Segment Start: Excerpt to read

Tree-based SIMCA for dealing with heterogeneous and sparse data.

BACKGROUND One Class Modelling (CM) is popular among chemometricians, but not well known among omics scientists in general. One issue is that typical CM approaches, including SIMCA, often result in unsatisfactory results due to e.g. large variation, centring and scaling issues, sparsity, outliers, and non-linearities in typical omics data. These effects can cause an inflated decision boundary (of the target class), thereby returning many false positives (of non-target cases). Tree-based techniques are by nature resistant to these challenges. In this study we explore tree-Based SIMCA variants in omics scenarios and compare to existing strategies. RESULTS We present a non-linear form of SIMCA by making use of sample proximities obtained through Unsupervised Random Forest and Isolation Forest (termed URF-SIMCA and IF-SIMCA). We compare accuracy of the algorithms with (traditional) SIMCA, one-class support vector machines, and isolation forest. This comparison was based on five (previously published) clinical omics datasets and the wine-dataset. URF-SIMCA showed superior behaviour. Using the pseudo-sampling principles, an interpretation could be made on the important features for the separation between the target and non-target classes. Using the wine-dataset, we empirically show that these directly relate to information obtained through two-class algorithms. Moreover, feature trajectories in the score- and orthogonal distance spaces further enable interpretability of the model. SIGNIFICANCE URF-SIMCA offers an easy to use extension of SIMCA, which deflates the variance of the target class, allowing for better separation. The increased modelling performance comes at the cost of feature interpretation, but this can be tackled using the pseudo-sampling principle.

Segment End: Excerpt to read
Segment Start: Data excerpts

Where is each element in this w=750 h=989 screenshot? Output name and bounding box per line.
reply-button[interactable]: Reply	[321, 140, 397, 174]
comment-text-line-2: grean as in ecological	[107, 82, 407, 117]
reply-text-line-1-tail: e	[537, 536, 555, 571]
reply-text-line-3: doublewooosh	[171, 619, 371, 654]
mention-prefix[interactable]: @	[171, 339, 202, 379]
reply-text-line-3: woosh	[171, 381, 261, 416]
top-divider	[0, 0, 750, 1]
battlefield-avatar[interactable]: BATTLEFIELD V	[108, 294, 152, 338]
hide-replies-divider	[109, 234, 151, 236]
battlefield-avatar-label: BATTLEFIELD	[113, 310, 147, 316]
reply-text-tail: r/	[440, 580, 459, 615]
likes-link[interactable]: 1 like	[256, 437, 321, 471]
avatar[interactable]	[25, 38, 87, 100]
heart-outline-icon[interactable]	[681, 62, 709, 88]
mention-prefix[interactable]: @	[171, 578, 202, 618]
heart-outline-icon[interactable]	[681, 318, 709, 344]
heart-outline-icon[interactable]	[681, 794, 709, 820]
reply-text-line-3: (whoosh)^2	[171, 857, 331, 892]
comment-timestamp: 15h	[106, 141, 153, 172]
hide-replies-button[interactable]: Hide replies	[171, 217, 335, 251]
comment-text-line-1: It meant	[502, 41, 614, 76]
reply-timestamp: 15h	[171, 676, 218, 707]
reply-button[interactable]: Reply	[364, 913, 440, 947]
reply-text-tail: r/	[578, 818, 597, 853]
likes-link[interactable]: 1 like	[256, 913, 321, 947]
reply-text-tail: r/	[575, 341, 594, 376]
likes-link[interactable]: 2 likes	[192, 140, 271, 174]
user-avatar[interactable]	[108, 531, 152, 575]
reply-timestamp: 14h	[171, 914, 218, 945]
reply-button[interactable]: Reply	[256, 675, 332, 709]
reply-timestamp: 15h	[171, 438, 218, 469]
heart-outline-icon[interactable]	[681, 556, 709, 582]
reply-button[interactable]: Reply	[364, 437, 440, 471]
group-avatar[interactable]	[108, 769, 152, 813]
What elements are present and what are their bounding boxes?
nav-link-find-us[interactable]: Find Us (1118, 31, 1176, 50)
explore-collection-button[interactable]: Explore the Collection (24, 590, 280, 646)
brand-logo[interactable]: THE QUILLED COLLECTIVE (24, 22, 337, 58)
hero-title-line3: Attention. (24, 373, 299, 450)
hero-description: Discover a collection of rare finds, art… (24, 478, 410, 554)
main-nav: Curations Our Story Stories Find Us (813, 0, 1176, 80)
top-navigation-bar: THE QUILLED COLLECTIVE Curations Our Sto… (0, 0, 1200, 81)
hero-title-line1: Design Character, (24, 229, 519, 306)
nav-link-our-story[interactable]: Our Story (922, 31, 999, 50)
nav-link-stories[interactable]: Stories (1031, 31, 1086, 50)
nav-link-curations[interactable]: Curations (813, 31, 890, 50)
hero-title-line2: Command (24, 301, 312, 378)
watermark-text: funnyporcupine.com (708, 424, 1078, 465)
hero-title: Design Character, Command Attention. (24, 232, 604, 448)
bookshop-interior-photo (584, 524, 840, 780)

Segment End: Data excerpts

Activity:
In the abstract on tree-based SIMCA, which algorithm showed superior behaviour in the comparison? The items were drawn from a different source than the abstract above.

Exercise solution:
URF-SIMCA